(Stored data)
--------------------------------------------------

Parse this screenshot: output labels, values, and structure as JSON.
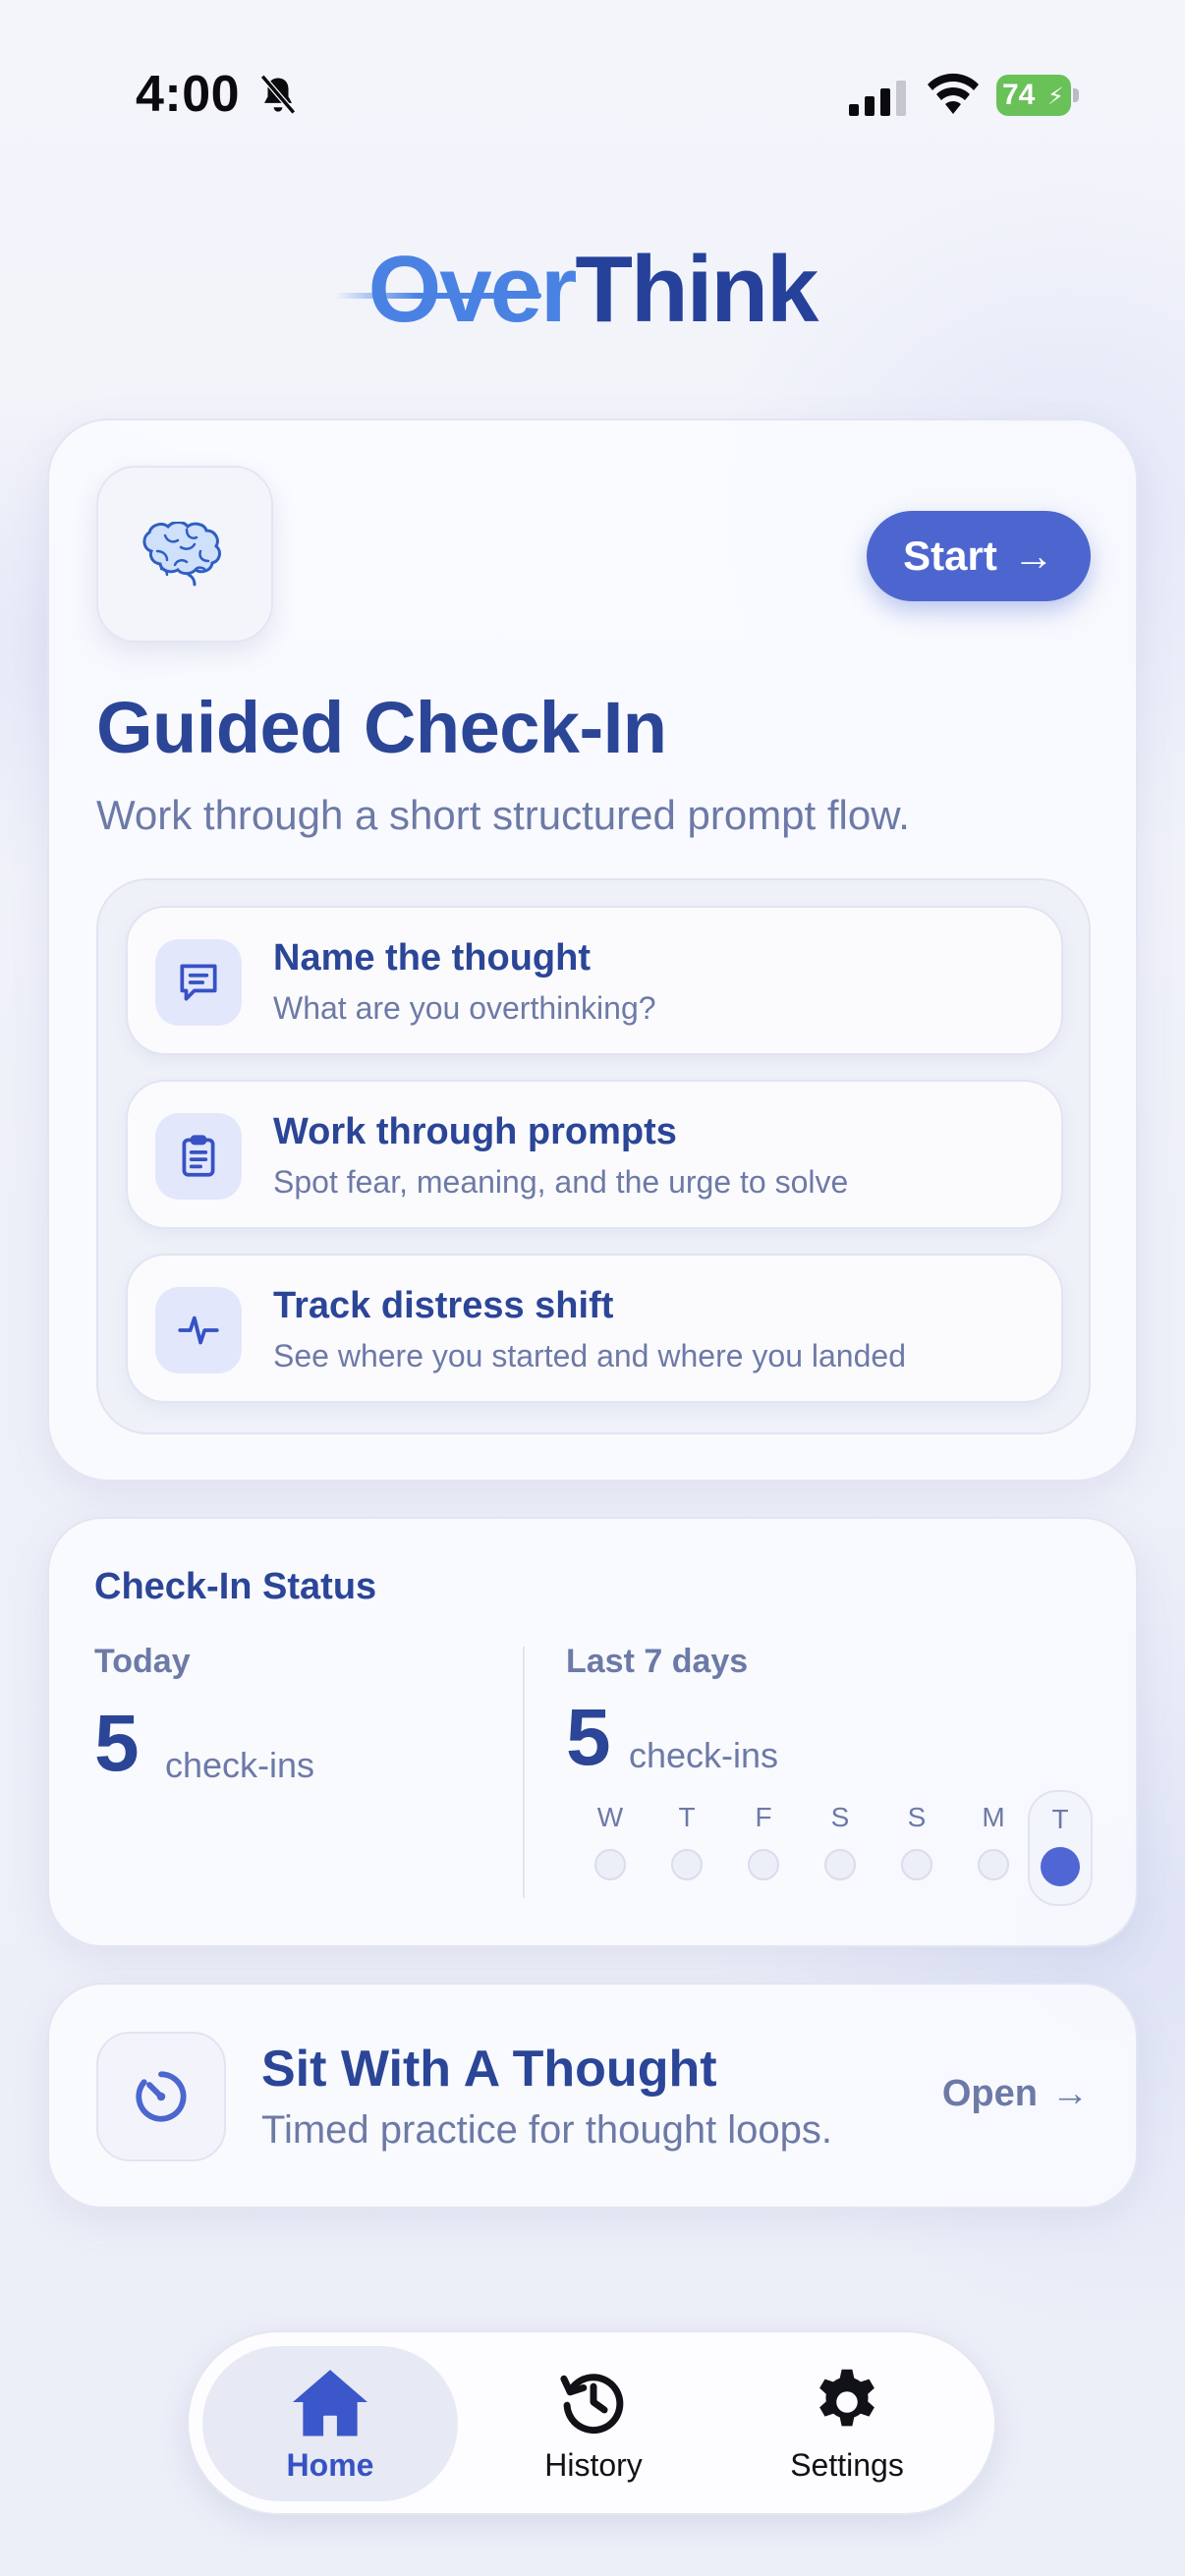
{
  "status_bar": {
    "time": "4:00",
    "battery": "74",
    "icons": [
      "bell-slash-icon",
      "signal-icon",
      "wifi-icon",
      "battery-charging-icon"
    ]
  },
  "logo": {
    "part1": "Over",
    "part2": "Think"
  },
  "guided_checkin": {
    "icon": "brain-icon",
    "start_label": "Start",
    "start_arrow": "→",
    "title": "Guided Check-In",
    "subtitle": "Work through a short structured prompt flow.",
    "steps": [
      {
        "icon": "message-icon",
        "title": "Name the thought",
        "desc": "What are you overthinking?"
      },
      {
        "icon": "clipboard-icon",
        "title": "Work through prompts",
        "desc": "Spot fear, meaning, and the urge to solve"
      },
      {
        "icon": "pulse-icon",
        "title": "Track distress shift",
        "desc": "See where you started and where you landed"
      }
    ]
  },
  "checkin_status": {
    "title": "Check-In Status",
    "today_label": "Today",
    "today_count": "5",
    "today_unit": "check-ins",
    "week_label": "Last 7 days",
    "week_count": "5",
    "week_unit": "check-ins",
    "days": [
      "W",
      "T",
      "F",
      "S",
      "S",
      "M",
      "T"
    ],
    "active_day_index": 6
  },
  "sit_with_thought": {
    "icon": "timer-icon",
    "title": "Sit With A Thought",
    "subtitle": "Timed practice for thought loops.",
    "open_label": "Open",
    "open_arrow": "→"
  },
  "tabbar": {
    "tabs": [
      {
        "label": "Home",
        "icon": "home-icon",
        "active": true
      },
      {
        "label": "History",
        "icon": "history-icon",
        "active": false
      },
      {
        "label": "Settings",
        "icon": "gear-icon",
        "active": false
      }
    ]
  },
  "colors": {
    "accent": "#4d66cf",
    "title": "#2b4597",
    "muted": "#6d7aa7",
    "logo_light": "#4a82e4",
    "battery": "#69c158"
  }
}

--------------------------------------------------

▶ What is required
Write out the material above again, word for word, minus its pictures.

▶ Response to the task
Parse this screenshot: output labels, values, and structure as JSON.
{
  "status_bar": {
    "time": "4:00",
    "battery": "74",
    "icons": [
      "bell-slash-icon",
      "signal-icon",
      "wifi-icon",
      "battery-charging-icon"
    ]
  },
  "logo": {
    "part1": "Over",
    "part2": "Think"
  },
  "guided_checkin": {
    "icon": "brain-icon",
    "start_label": "Start",
    "start_arrow": "→",
    "title": "Guided Check-In",
    "subtitle": "Work through a short structured prompt flow.",
    "steps": [
      {
        "icon": "message-icon",
        "title": "Name the thought",
        "desc": "What are you overthinking?"
      },
      {
        "icon": "clipboard-icon",
        "title": "Work through prompts",
        "desc": "Spot fear, meaning, and the urge to solve"
      },
      {
        "icon": "pulse-icon",
        "title": "Track distress shift",
        "desc": "See where you started and where you landed"
      }
    ]
  },
  "checkin_status": {
    "title": "Check-In Status",
    "today_label": "Today",
    "today_count": "5",
    "today_unit": "check-ins",
    "week_label": "Last 7 days",
    "week_count": "5",
    "week_unit": "check-ins",
    "days": [
      "W",
      "T",
      "F",
      "S",
      "S",
      "M",
      "T"
    ],
    "active_day_index": 6
  },
  "sit_with_thought": {
    "icon": "timer-icon",
    "title": "Sit With A Thought",
    "subtitle": "Timed practice for thought loops.",
    "open_label": "Open",
    "open_arrow": "→"
  },
  "tabbar": {
    "tabs": [
      {
        "label": "Home",
        "icon": "home-icon",
        "active": true
      },
      {
        "label": "History",
        "icon": "history-icon",
        "active": false
      },
      {
        "label": "Settings",
        "icon": "gear-icon",
        "active": false
      }
    ]
  },
  "colors": {
    "accent": "#4d66cf",
    "title": "#2b4597",
    "muted": "#6d7aa7",
    "logo_light": "#4a82e4",
    "battery": "#69c158"
  }
}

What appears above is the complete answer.